*GIVEN REQUEST*
Find and copy lines holding "Read".
"""
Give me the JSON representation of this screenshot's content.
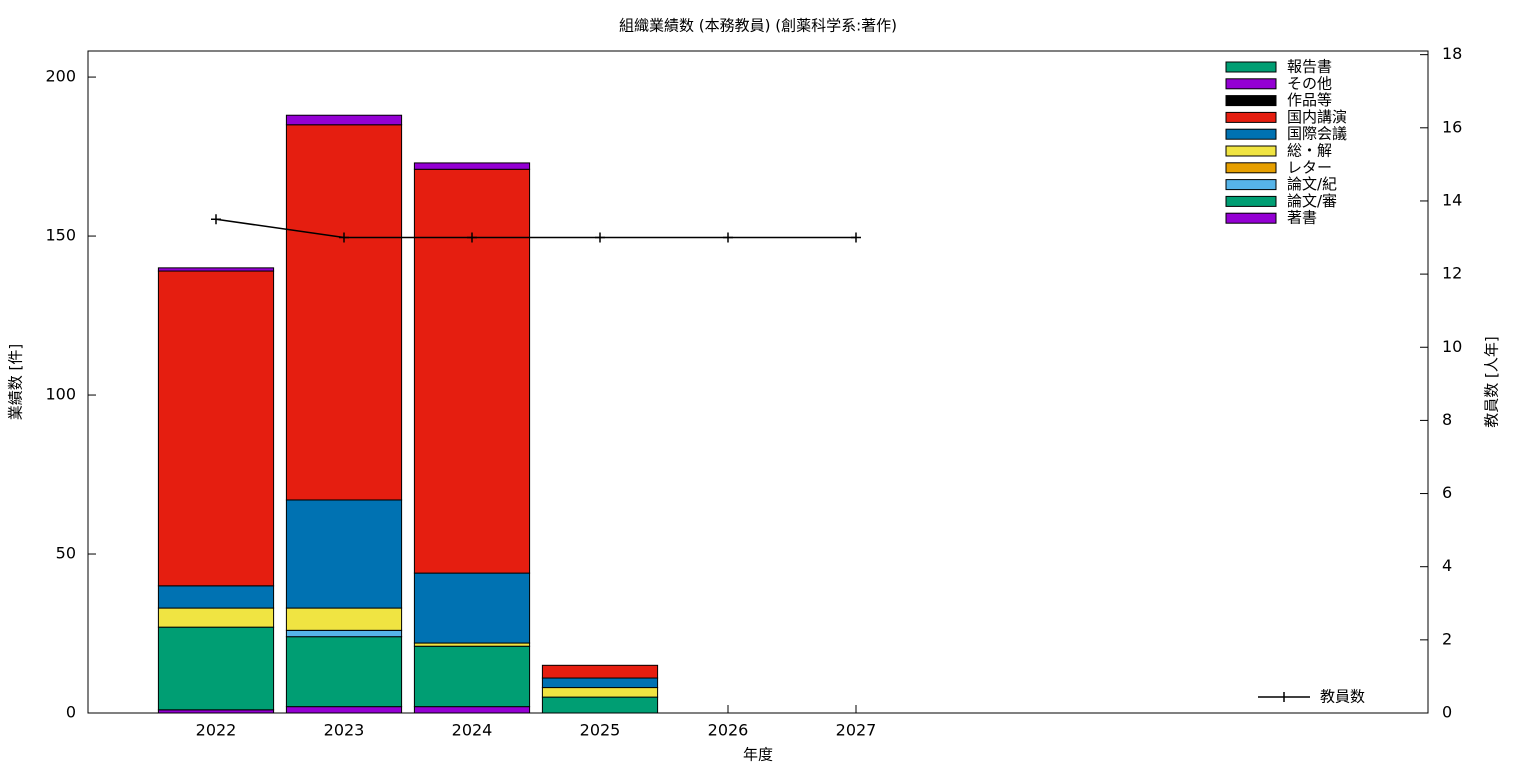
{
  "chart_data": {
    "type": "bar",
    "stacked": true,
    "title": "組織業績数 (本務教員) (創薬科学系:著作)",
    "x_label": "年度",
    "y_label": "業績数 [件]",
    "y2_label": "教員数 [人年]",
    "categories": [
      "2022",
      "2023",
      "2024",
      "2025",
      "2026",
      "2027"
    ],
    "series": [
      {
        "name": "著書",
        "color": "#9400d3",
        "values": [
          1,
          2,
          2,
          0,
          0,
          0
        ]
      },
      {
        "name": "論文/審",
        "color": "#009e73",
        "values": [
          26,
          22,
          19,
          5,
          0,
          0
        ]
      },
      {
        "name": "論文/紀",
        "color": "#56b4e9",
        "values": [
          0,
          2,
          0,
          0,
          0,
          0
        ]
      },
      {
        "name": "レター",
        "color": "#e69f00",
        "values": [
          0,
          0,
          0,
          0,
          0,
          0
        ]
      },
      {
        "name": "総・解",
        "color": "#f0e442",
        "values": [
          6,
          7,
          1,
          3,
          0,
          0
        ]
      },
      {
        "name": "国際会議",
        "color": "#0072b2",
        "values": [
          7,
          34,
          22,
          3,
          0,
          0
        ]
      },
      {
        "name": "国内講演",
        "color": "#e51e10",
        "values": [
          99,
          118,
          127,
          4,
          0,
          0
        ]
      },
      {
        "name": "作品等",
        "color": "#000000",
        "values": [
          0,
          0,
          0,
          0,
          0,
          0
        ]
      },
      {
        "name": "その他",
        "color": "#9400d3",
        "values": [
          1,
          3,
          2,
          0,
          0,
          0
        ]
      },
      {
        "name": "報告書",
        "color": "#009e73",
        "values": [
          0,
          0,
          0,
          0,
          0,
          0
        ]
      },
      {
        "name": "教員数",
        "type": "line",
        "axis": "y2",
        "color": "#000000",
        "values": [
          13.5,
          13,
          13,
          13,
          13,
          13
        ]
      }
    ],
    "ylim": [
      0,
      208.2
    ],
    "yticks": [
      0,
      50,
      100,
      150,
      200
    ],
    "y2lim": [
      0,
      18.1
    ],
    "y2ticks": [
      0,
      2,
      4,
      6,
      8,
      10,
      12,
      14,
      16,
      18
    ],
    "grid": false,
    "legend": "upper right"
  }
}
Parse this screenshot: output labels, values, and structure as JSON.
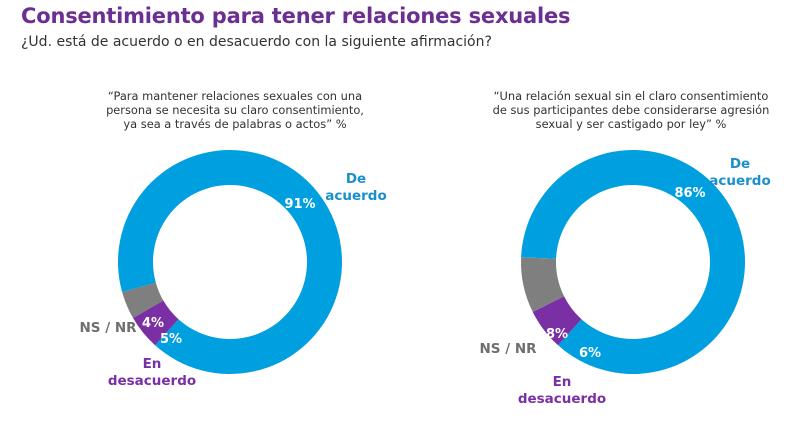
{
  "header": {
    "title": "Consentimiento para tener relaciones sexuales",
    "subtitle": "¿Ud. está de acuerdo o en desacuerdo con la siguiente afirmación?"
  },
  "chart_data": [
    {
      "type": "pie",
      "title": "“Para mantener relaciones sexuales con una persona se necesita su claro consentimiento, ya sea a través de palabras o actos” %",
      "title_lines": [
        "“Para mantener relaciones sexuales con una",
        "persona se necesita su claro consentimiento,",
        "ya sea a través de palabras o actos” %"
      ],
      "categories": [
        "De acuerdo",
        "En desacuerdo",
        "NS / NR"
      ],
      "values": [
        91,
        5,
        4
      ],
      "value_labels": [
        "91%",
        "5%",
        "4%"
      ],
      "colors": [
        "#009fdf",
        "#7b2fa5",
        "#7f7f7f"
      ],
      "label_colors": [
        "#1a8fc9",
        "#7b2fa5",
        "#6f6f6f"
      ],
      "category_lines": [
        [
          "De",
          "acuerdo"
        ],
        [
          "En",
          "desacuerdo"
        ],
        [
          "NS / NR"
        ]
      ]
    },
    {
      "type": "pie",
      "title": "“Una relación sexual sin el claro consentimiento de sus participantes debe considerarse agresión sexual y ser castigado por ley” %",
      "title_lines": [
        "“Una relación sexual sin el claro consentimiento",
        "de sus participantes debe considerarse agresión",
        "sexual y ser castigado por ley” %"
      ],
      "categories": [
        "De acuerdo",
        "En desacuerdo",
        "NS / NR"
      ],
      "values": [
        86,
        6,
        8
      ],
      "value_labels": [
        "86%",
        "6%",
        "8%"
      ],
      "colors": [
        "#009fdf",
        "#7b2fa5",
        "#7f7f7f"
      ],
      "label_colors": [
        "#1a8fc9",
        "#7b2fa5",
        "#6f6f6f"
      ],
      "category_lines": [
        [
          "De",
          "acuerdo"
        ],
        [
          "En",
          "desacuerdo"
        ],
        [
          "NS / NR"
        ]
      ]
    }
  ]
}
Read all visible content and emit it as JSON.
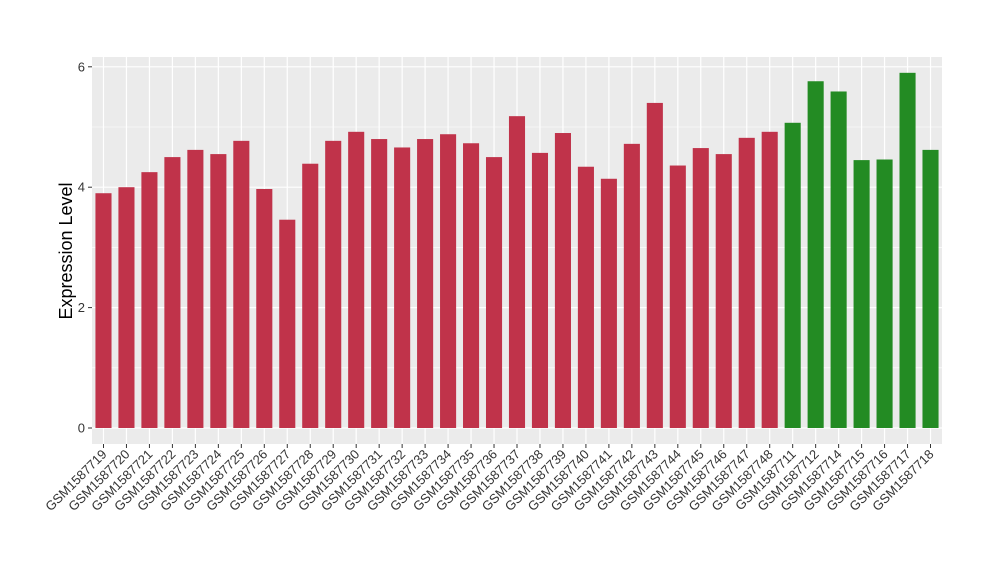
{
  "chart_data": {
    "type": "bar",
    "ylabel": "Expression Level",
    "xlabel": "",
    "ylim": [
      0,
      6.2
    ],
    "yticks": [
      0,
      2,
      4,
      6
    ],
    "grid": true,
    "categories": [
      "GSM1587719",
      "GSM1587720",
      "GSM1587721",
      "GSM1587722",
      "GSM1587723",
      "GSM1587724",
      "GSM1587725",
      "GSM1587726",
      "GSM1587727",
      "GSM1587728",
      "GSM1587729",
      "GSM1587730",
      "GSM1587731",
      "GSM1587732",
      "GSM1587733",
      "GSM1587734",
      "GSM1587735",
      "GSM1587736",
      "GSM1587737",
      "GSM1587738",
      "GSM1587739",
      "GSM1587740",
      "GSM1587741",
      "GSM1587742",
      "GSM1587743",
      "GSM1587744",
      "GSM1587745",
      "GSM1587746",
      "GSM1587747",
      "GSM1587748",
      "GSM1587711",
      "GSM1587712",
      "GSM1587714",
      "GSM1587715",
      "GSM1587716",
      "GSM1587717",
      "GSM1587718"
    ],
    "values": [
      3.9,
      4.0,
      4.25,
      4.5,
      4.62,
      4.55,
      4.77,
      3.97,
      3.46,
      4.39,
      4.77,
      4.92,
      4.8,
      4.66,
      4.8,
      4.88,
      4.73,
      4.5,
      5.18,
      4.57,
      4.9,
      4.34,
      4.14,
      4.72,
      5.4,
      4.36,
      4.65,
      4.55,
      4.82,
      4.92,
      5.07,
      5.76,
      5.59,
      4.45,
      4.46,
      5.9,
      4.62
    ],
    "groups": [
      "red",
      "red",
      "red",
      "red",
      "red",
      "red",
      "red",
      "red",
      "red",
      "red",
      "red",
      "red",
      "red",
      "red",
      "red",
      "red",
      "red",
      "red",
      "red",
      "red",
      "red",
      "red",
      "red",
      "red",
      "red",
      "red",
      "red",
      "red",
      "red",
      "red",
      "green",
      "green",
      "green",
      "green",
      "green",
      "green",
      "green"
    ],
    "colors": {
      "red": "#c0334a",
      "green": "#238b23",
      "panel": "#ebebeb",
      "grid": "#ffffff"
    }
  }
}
"""
"""
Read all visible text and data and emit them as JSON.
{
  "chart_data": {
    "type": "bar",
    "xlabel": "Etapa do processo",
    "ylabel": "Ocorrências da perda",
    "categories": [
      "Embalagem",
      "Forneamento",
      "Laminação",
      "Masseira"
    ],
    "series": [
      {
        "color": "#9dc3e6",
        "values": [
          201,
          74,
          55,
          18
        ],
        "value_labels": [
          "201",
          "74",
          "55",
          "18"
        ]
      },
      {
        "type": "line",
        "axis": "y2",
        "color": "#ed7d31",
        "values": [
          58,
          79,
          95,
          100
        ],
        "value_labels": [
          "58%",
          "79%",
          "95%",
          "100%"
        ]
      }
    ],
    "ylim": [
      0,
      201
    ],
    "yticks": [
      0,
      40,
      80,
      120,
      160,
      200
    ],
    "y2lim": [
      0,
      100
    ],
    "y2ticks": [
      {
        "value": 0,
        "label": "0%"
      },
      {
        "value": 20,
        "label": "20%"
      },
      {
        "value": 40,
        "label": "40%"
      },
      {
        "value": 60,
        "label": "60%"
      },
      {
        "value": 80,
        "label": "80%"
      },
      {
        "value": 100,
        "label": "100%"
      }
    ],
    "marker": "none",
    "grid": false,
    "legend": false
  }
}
"""
*SOLUTION TO THIS PROBLEM*
Read all visible content and emit it as JSON.
Read all visible text and data and emit them as JSON.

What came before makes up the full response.